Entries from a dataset
☆ ☆ ☆

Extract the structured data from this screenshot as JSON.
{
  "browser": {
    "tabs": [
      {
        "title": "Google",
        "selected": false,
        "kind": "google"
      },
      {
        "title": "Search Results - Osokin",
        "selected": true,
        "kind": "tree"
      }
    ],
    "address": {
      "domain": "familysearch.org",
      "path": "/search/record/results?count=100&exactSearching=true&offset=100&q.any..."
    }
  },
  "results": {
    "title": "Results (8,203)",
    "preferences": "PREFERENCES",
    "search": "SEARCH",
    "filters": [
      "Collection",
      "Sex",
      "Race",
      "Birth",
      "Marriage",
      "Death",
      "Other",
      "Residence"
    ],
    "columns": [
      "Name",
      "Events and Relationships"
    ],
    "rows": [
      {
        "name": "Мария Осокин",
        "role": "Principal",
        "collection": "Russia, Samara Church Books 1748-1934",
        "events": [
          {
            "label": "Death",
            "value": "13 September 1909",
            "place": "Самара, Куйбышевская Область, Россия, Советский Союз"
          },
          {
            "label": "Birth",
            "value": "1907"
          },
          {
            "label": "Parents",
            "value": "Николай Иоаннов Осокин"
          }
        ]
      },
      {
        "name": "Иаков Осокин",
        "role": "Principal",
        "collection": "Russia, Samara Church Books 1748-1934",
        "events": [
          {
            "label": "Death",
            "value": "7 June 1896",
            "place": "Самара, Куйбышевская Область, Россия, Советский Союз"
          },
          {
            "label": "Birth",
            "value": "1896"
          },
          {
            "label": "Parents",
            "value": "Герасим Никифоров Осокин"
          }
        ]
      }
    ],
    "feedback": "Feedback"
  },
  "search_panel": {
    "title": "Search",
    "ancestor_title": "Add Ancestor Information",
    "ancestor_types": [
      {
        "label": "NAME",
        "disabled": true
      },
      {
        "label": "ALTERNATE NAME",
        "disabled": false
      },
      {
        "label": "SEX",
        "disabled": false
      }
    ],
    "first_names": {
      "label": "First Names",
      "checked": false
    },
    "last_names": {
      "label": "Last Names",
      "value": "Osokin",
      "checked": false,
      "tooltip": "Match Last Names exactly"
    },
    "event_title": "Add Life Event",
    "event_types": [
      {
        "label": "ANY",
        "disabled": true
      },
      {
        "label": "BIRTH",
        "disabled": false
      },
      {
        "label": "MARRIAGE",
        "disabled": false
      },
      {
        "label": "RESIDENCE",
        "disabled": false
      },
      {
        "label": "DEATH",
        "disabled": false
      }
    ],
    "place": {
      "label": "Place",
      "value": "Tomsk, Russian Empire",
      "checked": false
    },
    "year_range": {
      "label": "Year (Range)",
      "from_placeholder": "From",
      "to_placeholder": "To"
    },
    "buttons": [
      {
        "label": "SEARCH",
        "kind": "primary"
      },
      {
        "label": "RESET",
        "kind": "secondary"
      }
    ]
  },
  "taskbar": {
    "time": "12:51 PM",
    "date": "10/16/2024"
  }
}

☆ ☆ ☆

**Problem to work on**.
Extract the complete listing verbatim.

**Result for this task**.
Extract the structured data from this screenshot as JSON.
{
  "browser": {
    "tabs": [
      {
        "title": "Google",
        "selected": false,
        "kind": "google"
      },
      {
        "title": "Search Results - Osokin",
        "selected": true,
        "kind": "tree"
      }
    ],
    "address": {
      "domain": "familysearch.org",
      "path": "/search/record/results?count=100&exactSearching=true&offset=100&q.any..."
    }
  },
  "results": {
    "title": "Results (8,203)",
    "preferences": "PREFERENCES",
    "search": "SEARCH",
    "filters": [
      "Collection",
      "Sex",
      "Race",
      "Birth",
      "Marriage",
      "Death",
      "Other",
      "Residence"
    ],
    "columns": [
      "Name",
      "Events and Relationships"
    ],
    "rows": [
      {
        "name": "Мария Осокин",
        "role": "Principal",
        "collection": "Russia, Samara Church Books 1748-1934",
        "events": [
          {
            "label": "Death",
            "value": "13 September 1909",
            "place": "Самара, Куйбышевская Область, Россия, Советский Союз"
          },
          {
            "label": "Birth",
            "value": "1907"
          },
          {
            "label": "Parents",
            "value": "Николай Иоаннов Осокин"
          }
        ]
      },
      {
        "name": "Иаков Осокин",
        "role": "Principal",
        "collection": "Russia, Samara Church Books 1748-1934",
        "events": [
          {
            "label": "Death",
            "value": "7 June 1896",
            "place": "Самара, Куйбышевская Область, Россия, Советский Союз"
          },
          {
            "label": "Birth",
            "value": "1896"
          },
          {
            "label": "Parents",
            "value": "Герасим Никифоров Осокин"
          }
        ]
      }
    ],
    "feedback": "Feedback"
  },
  "search_panel": {
    "title": "Search",
    "ancestor_title": "Add Ancestor Information",
    "ancestor_types": [
      {
        "label": "NAME",
        "disabled": true
      },
      {
        "label": "ALTERNATE NAME",
        "disabled": false
      },
      {
        "label": "SEX",
        "disabled": false
      }
    ],
    "first_names": {
      "label": "First Names",
      "checked": false
    },
    "last_names": {
      "label": "Last Names",
      "value": "Osokin",
      "checked": false,
      "tooltip": "Match Last Names exactly"
    },
    "event_title": "Add Life Event",
    "event_types": [
      {
        "label": "ANY",
        "disabled": true
      },
      {
        "label": "BIRTH",
        "disabled": false
      },
      {
        "label": "MARRIAGE",
        "disabled": false
      },
      {
        "label": "RESIDENCE",
        "disabled": false
      },
      {
        "label": "DEATH",
        "disabled": false
      }
    ],
    "place": {
      "label": "Place",
      "value": "Tomsk, Russian Empire",
      "checked": false
    },
    "year_range": {
      "label": "Year (Range)",
      "from_placeholder": "From",
      "to_placeholder": "To"
    },
    "buttons": [
      {
        "label": "SEARCH",
        "kind": "primary"
      },
      {
        "label": "RESET",
        "kind": "secondary"
      }
    ]
  },
  "taskbar": {
    "time": "12:51 PM",
    "date": "10/16/2024"
  }
}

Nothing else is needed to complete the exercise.